> Request: Return every line of the listing below without changing anything.

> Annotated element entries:

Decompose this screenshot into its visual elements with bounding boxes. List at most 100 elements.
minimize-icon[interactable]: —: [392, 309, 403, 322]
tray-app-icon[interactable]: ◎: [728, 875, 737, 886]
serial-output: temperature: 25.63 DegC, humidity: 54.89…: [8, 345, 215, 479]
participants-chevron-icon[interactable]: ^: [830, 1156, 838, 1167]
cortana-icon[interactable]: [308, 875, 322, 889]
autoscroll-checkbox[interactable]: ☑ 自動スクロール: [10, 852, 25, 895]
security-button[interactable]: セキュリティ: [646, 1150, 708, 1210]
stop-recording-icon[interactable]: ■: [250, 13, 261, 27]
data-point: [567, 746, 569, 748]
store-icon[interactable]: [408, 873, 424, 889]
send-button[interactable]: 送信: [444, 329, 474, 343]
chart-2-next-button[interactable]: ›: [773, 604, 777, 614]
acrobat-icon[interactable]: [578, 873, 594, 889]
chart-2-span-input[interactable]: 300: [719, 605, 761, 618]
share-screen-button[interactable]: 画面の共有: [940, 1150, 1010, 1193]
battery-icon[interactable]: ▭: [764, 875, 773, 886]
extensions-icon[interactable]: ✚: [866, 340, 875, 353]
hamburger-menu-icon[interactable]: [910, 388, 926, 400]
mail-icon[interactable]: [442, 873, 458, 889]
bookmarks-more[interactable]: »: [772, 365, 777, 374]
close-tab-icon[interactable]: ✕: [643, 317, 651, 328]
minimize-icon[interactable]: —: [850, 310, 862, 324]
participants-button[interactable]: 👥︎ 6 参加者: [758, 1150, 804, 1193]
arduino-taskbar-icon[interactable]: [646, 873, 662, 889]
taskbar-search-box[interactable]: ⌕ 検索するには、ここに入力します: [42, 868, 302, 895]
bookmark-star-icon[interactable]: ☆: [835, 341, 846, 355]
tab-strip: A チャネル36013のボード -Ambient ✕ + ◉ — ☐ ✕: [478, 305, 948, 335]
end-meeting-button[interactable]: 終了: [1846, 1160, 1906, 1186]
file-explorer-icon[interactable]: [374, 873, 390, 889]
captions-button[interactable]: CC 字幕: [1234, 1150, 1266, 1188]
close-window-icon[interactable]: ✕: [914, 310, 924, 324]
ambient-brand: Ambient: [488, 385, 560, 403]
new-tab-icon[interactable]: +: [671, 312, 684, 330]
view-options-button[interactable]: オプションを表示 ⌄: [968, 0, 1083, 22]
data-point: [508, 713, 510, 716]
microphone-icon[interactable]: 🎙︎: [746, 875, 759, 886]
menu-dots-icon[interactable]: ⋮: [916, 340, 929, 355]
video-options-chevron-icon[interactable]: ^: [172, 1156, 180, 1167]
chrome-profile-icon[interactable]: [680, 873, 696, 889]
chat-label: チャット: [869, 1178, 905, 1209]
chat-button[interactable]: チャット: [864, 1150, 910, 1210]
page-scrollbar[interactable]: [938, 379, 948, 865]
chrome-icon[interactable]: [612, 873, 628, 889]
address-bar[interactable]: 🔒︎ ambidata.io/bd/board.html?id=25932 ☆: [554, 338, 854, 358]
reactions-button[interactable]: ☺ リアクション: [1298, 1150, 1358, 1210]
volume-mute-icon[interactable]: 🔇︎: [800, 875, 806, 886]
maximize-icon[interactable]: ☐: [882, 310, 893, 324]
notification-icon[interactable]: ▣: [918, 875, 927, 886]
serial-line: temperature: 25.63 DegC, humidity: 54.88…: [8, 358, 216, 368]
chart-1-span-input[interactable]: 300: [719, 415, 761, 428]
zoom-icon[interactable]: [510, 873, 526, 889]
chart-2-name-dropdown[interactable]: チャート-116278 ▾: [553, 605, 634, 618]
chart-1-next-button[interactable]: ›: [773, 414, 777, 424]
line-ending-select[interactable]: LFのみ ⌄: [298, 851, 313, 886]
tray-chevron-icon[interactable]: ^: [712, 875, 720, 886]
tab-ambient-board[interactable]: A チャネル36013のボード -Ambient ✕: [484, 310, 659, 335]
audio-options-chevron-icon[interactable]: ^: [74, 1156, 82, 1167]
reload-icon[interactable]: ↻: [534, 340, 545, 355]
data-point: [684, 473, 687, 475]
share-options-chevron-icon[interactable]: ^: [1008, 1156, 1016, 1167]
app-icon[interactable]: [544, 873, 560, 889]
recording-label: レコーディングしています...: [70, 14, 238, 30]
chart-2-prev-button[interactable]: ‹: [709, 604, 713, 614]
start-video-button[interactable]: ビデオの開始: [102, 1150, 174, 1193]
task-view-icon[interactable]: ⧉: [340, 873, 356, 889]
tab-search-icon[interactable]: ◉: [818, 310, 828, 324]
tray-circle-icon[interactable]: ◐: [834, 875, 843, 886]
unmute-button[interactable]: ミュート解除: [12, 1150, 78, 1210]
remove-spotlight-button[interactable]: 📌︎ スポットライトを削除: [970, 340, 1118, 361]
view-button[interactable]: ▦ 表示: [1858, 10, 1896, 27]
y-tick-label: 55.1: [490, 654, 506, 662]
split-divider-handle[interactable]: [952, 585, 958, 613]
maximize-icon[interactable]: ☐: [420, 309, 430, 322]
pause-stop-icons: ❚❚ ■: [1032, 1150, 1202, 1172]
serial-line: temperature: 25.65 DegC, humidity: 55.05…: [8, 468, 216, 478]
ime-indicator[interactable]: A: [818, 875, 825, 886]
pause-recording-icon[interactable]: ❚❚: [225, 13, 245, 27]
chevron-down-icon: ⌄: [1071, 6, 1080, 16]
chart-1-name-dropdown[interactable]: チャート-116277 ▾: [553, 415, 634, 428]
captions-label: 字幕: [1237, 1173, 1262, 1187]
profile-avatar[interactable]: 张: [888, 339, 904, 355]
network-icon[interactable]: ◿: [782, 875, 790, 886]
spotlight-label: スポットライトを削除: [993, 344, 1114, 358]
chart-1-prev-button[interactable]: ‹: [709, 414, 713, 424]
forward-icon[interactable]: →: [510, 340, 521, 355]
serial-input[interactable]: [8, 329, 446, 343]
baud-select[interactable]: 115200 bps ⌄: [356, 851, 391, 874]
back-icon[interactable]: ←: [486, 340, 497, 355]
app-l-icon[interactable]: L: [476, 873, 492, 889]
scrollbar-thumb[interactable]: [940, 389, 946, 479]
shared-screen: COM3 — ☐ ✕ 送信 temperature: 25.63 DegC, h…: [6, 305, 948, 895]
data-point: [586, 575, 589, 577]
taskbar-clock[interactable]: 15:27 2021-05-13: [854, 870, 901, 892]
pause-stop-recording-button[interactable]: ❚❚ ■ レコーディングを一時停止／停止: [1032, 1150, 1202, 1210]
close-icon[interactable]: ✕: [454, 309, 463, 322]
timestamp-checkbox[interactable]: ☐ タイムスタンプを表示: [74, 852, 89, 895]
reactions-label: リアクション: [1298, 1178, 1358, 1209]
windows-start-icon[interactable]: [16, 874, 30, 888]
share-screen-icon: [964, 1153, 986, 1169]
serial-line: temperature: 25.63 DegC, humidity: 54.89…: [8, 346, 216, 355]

> Correct output:
Decompose this screenshot into its visual elements with bounding boxes. List at most 100 elements.
minimize-icon[interactable]: —: [392, 309, 403, 322]
tray-app-icon[interactable]: ◎: [728, 875, 737, 886]
serial-output: temperature: 25.63 DegC, humidity: 54.89…: [8, 345, 215, 479]
participants-chevron-icon[interactable]: ^: [830, 1156, 838, 1167]
cortana-icon[interactable]: [308, 875, 322, 889]
autoscroll-checkbox[interactable]: ☑ 自動スクロール: [10, 852, 25, 895]
security-button[interactable]: セキュリティ: [646, 1150, 708, 1210]
stop-recording-icon[interactable]: ■: [250, 13, 261, 27]
data-point: [567, 746, 569, 748]
store-icon[interactable]: [408, 873, 424, 889]
send-button[interactable]: 送信: [444, 329, 474, 343]
chart-2-next-button[interactable]: ›: [773, 604, 777, 614]
acrobat-icon[interactable]: [578, 873, 594, 889]
chart-2-span-input[interactable]: 300: [719, 605, 761, 618]
share-screen-button[interactable]: 画面の共有: [940, 1150, 1010, 1193]
battery-icon[interactable]: ▭: [764, 875, 773, 886]
extensions-icon[interactable]: ✚: [866, 340, 875, 353]
hamburger-menu-icon[interactable]: [910, 388, 926, 400]
mail-icon[interactable]: [442, 873, 458, 889]
bookmarks-more[interactable]: »: [772, 365, 777, 374]
close-tab-icon[interactable]: ✕: [643, 317, 651, 328]
minimize-icon[interactable]: —: [850, 310, 862, 324]
participants-button[interactable]: 👥︎ 6 参加者: [758, 1150, 804, 1193]
arduino-taskbar-icon[interactable]: [646, 873, 662, 889]
taskbar-search-box[interactable]: ⌕ 検索するには、ここに入力します: [42, 868, 302, 895]
bookmark-star-icon[interactable]: ☆: [835, 341, 846, 355]
tab-strip: A チャネル36013のボード -Ambient ✕ + ◉ — ☐ ✕: [478, 305, 948, 335]
end-meeting-button[interactable]: 終了: [1846, 1160, 1906, 1186]
file-explorer-icon[interactable]: [374, 873, 390, 889]
captions-button[interactable]: CC 字幕: [1234, 1150, 1266, 1188]
close-window-icon[interactable]: ✕: [914, 310, 924, 324]
ambient-brand: Ambient: [488, 385, 560, 403]
new-tab-icon[interactable]: +: [671, 312, 684, 330]
view-options-button[interactable]: オプションを表示 ⌄: [968, 0, 1083, 22]
data-point: [508, 713, 510, 716]
microphone-icon[interactable]: 🎙︎: [746, 875, 759, 886]
menu-dots-icon[interactable]: ⋮: [916, 340, 929, 355]
video-options-chevron-icon[interactable]: ^: [172, 1156, 180, 1167]
chrome-profile-icon[interactable]: [680, 873, 696, 889]
chat-label: チャット: [869, 1178, 905, 1209]
chat-button[interactable]: チャット: [864, 1150, 910, 1210]
page-scrollbar[interactable]: [938, 379, 948, 865]
chrome-icon[interactable]: [612, 873, 628, 889]
address-bar[interactable]: 🔒︎ ambidata.io/bd/board.html?id=25932 ☆: [554, 338, 854, 358]
reactions-button[interactable]: ☺ リアクション: [1298, 1150, 1358, 1210]
volume-mute-icon[interactable]: 🔇︎: [800, 875, 806, 886]
maximize-icon[interactable]: ☐: [882, 310, 893, 324]
notification-icon[interactable]: ▣: [918, 875, 927, 886]
serial-line: temperature: 25.63 DegC, humidity: 54.88…: [8, 358, 216, 368]
chart-1-span-input[interactable]: 300: [719, 415, 761, 428]
zoom-icon[interactable]: [510, 873, 526, 889]
chart-2-name-dropdown[interactable]: チャート-116278 ▾: [553, 605, 634, 618]
chart-1-next-button[interactable]: ›: [773, 414, 777, 424]
line-ending-select[interactable]: LFのみ ⌄: [298, 851, 313, 886]
tray-chevron-icon[interactable]: ^: [712, 875, 720, 886]
tab-ambient-board[interactable]: A チャネル36013のボード -Ambient ✕: [484, 310, 659, 335]
audio-options-chevron-icon[interactable]: ^: [74, 1156, 82, 1167]
reload-icon[interactable]: ↻: [534, 340, 545, 355]
data-point: [684, 473, 687, 475]
share-options-chevron-icon[interactable]: ^: [1008, 1156, 1016, 1167]
app-icon[interactable]: [544, 873, 560, 889]
recording-label: レコーディングしています...: [70, 14, 238, 30]
chart-2-prev-button[interactable]: ‹: [709, 604, 713, 614]
start-video-button[interactable]: ビデオの開始: [102, 1150, 174, 1193]
task-view-icon[interactable]: ⧉: [340, 873, 356, 889]
tab-search-icon[interactable]: ◉: [818, 310, 828, 324]
tray-circle-icon[interactable]: ◐: [834, 875, 843, 886]
unmute-button[interactable]: ミュート解除: [12, 1150, 78, 1210]
remove-spotlight-button[interactable]: 📌︎ スポットライトを削除: [970, 340, 1118, 361]
view-button[interactable]: ▦ 表示: [1858, 10, 1896, 27]
y-tick-label: 55.1: [490, 654, 506, 662]
split-divider-handle[interactable]: [952, 585, 958, 613]
maximize-icon[interactable]: ☐: [420, 309, 430, 322]
pause-stop-icons: ❚❚ ■: [1032, 1150, 1202, 1172]
serial-line: temperature: 25.65 DegC, humidity: 55.05…: [8, 468, 216, 478]
ime-indicator[interactable]: A: [818, 875, 825, 886]
pause-recording-icon[interactable]: ❚❚: [225, 13, 245, 27]
chevron-down-icon: ⌄: [1071, 6, 1080, 16]
chart-1-name-dropdown[interactable]: チャート-116277 ▾: [553, 415, 634, 428]
captions-label: 字幕: [1237, 1173, 1262, 1187]
profile-avatar[interactable]: 张: [888, 339, 904, 355]
network-icon[interactable]: ◿: [782, 875, 790, 886]
spotlight-label: スポットライトを削除: [993, 344, 1114, 358]
chart-1-prev-button[interactable]: ‹: [709, 414, 713, 424]
forward-icon[interactable]: →: [510, 340, 521, 355]
serial-input[interactable]: [8, 329, 446, 343]
baud-select[interactable]: 115200 bps ⌄: [356, 851, 391, 874]
back-icon[interactable]: ←: [486, 340, 497, 355]
app-l-icon[interactable]: L: [476, 873, 492, 889]
scrollbar-thumb[interactable]: [940, 389, 946, 479]
shared-screen: COM3 — ☐ ✕ 送信 temperature: 25.63 DegC, h…: [6, 305, 948, 895]
data-point: [586, 575, 589, 577]
taskbar-clock[interactable]: 15:27 2021-05-13: [854, 870, 901, 892]
pause-stop-recording-button[interactable]: ❚❚ ■ レコーディングを一時停止／停止: [1032, 1150, 1202, 1210]
close-icon[interactable]: ✕: [454, 309, 463, 322]
timestamp-checkbox[interactable]: ☐ タイムスタンプを表示: [74, 852, 89, 895]
reactions-label: リアクション: [1298, 1178, 1358, 1209]
windows-start-icon[interactable]: [16, 874, 30, 888]
share-screen-icon: [964, 1153, 986, 1169]
serial-line: temperature: 25.63 DegC, humidity: 54.89…: [8, 346, 216, 355]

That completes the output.